## YOUR OBJECTIVE
Where a line contains the word "SINR", copy that line in full.
━━━━━━━━
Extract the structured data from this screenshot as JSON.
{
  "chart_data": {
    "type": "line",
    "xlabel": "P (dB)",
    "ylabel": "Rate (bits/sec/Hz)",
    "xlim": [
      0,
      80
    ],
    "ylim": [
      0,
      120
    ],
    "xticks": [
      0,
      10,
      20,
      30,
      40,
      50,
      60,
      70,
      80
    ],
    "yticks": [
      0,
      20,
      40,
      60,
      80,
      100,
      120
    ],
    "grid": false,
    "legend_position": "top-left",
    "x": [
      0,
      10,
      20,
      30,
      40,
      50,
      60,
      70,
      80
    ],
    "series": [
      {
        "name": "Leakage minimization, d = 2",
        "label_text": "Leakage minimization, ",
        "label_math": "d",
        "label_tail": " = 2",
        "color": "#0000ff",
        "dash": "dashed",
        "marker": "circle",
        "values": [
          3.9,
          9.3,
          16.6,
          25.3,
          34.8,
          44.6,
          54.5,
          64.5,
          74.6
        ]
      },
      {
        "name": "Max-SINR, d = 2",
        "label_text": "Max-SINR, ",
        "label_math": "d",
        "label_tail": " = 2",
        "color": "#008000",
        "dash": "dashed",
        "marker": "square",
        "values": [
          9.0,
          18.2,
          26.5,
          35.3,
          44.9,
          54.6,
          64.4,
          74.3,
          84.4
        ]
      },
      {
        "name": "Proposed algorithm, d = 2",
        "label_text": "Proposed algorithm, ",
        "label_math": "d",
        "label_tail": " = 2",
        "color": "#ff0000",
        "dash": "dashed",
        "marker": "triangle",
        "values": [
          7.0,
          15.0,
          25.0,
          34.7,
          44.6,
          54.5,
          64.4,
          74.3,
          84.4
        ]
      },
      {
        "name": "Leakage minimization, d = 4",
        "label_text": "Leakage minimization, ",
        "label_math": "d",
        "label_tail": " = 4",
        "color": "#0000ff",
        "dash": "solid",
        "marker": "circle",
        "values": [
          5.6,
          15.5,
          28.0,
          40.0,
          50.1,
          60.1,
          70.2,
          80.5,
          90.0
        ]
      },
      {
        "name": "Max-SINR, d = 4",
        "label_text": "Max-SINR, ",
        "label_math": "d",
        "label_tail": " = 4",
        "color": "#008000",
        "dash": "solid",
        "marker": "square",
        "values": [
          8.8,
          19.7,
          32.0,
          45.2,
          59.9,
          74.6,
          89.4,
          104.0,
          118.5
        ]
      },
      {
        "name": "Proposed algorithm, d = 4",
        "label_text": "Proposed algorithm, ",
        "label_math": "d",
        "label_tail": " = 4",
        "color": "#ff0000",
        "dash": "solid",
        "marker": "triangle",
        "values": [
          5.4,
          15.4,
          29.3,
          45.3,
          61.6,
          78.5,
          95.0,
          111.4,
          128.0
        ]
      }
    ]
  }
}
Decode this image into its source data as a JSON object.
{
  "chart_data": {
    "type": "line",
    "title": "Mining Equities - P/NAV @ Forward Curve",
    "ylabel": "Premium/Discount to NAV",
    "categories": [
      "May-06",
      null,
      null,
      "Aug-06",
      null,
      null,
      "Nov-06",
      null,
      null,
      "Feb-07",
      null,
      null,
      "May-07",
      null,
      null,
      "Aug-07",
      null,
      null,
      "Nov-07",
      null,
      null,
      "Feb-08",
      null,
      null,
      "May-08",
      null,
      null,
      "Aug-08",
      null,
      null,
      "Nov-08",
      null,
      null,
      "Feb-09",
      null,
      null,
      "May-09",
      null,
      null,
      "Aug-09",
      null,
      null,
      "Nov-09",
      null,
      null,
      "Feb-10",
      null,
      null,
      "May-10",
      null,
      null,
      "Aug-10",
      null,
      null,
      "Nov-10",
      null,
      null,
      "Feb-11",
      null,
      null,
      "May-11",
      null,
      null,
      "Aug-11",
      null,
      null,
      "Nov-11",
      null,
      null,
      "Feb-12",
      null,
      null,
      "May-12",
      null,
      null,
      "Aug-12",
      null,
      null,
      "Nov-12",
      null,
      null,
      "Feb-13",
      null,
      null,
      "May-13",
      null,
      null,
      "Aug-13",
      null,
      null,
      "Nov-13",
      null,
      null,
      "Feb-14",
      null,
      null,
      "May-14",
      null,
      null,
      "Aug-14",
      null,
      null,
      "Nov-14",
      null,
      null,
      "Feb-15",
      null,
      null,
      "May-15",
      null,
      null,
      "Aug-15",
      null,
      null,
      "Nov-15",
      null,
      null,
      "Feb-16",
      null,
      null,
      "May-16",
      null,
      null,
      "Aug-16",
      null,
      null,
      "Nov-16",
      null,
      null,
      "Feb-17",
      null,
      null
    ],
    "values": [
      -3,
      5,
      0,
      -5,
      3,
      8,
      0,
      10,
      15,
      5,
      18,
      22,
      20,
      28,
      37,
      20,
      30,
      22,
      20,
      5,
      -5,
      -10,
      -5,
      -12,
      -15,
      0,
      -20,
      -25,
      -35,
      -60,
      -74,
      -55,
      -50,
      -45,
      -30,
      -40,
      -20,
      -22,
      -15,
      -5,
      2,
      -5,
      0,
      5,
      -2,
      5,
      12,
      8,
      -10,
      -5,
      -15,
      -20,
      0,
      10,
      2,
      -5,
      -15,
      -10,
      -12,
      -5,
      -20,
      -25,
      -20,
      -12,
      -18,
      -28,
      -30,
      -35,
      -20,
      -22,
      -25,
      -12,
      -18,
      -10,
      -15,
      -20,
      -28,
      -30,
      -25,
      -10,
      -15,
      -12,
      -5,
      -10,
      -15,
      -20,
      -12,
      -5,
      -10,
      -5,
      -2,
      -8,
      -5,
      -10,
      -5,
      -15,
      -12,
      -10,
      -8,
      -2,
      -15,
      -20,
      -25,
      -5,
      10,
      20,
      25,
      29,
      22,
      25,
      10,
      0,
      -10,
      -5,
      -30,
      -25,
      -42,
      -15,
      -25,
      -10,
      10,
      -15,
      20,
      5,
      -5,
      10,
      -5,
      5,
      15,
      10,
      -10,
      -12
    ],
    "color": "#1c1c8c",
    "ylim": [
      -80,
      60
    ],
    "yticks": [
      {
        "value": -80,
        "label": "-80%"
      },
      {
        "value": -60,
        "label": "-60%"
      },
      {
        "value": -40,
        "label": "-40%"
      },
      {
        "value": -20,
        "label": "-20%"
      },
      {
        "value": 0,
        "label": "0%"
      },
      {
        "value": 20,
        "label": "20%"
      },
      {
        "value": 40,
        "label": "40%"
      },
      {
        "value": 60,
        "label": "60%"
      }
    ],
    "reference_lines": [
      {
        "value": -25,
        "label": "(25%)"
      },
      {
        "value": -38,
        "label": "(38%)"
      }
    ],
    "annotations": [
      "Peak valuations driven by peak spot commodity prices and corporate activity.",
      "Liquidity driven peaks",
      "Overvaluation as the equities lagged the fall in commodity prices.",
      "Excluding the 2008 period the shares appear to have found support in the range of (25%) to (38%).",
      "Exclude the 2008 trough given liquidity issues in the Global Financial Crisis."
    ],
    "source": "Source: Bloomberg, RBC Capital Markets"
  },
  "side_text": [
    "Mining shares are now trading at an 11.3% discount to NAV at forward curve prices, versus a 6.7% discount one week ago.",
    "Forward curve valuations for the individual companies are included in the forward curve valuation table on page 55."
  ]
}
━━━━━━━━
## EXERCISE OUTPUT
        "name": "Max-SINR, d = 2",
        "label_text": "Max-SINR, ",
        "name": "Max-SINR, d = 4",
        "label_text": "Max-SINR, ",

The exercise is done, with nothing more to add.